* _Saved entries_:
--------
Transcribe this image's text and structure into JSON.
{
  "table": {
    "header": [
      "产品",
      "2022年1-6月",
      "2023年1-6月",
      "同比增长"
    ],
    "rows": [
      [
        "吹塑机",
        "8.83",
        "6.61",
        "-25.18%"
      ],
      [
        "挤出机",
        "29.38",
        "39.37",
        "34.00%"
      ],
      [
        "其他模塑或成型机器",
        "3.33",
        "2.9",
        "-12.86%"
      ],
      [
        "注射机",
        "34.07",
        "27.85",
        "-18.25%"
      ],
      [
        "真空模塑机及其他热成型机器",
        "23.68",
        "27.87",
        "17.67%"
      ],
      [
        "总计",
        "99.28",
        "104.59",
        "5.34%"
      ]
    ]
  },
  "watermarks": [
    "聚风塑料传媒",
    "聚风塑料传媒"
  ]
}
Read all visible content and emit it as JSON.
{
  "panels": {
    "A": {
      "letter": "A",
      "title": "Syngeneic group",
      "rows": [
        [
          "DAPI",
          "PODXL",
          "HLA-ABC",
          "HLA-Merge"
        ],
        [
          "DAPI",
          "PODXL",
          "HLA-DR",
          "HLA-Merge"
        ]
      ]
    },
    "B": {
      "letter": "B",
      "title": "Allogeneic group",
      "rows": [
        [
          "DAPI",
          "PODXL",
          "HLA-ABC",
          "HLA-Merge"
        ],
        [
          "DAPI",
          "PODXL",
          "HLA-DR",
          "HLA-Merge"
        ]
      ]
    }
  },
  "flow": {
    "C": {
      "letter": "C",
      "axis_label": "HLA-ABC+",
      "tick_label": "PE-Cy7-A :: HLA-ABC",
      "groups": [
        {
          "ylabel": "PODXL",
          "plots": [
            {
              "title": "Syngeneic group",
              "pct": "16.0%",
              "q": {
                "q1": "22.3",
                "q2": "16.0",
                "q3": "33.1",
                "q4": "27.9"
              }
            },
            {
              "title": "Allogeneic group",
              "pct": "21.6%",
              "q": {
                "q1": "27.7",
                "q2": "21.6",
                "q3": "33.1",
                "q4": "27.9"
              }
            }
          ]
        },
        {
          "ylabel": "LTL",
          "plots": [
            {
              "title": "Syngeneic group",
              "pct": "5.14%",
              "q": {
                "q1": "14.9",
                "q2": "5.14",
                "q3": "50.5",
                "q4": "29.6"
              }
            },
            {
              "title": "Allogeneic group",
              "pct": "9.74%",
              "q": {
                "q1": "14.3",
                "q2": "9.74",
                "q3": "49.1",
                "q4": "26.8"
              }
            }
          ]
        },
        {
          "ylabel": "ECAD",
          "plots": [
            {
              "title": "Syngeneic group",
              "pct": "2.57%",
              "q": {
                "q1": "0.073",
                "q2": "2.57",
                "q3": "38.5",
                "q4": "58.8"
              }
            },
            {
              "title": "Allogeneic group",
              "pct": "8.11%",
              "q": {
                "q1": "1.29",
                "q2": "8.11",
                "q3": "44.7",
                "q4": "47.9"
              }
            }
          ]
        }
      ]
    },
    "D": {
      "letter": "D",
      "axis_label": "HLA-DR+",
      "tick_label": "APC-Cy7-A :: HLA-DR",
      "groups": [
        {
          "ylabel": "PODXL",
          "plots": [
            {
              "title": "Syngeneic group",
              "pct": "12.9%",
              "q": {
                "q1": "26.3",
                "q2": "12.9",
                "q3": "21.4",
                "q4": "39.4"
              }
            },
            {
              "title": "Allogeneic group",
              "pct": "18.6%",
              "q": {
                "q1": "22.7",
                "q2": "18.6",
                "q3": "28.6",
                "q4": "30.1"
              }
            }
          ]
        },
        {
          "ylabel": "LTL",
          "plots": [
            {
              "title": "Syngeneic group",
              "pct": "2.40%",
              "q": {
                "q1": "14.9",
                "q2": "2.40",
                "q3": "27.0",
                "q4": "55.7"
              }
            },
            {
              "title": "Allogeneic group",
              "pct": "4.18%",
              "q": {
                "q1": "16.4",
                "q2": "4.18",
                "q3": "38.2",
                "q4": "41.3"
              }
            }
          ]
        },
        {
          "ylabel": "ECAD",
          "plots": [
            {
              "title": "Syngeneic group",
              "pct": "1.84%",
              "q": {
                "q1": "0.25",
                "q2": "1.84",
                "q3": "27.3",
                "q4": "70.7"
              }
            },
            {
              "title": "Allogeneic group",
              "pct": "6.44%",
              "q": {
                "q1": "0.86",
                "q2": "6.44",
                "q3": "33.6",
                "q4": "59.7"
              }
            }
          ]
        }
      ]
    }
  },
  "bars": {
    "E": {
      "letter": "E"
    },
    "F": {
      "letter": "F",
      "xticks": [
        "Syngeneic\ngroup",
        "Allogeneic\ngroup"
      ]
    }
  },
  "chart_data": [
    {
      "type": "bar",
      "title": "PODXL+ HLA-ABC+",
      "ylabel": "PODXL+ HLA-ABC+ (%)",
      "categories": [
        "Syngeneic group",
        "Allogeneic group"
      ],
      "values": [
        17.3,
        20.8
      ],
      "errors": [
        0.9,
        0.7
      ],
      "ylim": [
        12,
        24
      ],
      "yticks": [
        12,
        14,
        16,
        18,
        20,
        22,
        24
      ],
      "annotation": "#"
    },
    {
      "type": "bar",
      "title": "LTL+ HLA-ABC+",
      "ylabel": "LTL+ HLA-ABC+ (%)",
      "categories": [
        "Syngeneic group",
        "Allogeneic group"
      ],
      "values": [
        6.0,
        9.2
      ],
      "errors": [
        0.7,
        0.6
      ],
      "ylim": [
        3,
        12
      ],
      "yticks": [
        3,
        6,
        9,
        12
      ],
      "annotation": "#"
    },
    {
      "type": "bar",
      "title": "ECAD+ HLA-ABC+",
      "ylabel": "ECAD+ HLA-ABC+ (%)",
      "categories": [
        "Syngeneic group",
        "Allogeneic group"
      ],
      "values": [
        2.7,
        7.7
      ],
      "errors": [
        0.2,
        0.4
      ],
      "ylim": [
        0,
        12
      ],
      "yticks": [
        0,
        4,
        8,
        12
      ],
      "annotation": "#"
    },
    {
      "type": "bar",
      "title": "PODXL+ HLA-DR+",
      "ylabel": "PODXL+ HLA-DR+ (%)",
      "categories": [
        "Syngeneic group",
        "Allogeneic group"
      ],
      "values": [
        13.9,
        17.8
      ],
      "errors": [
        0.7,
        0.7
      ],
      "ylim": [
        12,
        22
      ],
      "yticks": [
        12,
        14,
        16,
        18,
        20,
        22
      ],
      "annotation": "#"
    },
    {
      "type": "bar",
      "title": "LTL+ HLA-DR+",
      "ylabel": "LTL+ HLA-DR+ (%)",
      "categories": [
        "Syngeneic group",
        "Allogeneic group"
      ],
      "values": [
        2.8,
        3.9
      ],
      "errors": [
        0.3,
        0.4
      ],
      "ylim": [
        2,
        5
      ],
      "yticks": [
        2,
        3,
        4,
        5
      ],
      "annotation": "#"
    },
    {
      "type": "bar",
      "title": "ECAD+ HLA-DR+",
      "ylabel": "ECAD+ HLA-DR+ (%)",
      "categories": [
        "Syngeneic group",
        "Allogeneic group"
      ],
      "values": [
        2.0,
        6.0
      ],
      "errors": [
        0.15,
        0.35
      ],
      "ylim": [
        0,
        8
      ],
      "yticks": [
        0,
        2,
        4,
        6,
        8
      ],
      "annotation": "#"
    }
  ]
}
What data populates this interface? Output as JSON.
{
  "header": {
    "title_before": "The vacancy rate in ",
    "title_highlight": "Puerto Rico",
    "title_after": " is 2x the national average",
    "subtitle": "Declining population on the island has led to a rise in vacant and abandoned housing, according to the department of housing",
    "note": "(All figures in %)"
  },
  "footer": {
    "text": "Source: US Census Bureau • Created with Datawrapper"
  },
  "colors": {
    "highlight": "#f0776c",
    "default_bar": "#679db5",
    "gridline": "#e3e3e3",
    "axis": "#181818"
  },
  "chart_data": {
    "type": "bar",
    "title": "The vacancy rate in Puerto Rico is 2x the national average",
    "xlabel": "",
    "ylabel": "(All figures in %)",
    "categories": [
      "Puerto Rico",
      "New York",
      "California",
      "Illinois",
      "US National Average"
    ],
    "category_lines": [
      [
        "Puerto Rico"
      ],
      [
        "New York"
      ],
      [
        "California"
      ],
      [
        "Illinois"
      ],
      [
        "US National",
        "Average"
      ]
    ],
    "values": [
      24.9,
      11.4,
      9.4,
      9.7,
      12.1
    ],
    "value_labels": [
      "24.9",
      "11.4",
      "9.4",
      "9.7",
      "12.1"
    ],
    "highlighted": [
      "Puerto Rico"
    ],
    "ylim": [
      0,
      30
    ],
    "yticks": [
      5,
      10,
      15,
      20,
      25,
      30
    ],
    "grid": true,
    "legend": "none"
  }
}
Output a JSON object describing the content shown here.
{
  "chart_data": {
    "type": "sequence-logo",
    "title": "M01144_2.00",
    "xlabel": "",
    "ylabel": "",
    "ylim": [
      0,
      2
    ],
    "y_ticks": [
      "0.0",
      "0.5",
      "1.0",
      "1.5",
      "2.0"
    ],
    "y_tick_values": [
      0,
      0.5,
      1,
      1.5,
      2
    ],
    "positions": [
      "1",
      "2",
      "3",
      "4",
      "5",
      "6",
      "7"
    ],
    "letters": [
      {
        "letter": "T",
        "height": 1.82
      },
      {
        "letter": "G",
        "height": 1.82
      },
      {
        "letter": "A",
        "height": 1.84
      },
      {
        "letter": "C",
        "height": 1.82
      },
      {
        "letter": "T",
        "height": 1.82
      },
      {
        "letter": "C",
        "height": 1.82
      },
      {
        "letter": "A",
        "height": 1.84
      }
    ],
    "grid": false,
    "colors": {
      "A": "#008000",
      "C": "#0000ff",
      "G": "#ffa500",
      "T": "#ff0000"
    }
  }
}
--------
* _TASK_:
Print exactly the lines above, starting at the line that contains "Output a JSON" and ending with the last line of the records, both included.

* _CORRECT OUTPUT_:
Output a JSON object describing the content shown here.
{
  "chart_data": {
    "type": "sequence-logo",
    "title": "M01144_2.00",
    "xlabel": "",
    "ylabel": "",
    "ylim": [
      0,
      2
    ],
    "y_ticks": [
      "0.0",
      "0.5",
      "1.0",
      "1.5",
      "2.0"
    ],
    "y_tick_values": [
      0,
      0.5,
      1,
      1.5,
      2
    ],
    "positions": [
      "1",
      "2",
      "3",
      "4",
      "5",
      "6",
      "7"
    ],
    "letters": [
      {
        "letter": "T",
        "height": 1.82
      },
      {
        "letter": "G",
        "height": 1.82
      },
      {
        "letter": "A",
        "height": 1.84
      },
      {
        "letter": "C",
        "height": 1.82
      },
      {
        "letter": "T",
        "height": 1.82
      },
      {
        "letter": "C",
        "height": 1.82
      },
      {
        "letter": "A",
        "height": 1.84
      }
    ],
    "grid": false,
    "colors": {
      "A": "#008000",
      "C": "#0000ff",
      "G": "#ffa500",
      "T": "#ff0000"
    }
  }
}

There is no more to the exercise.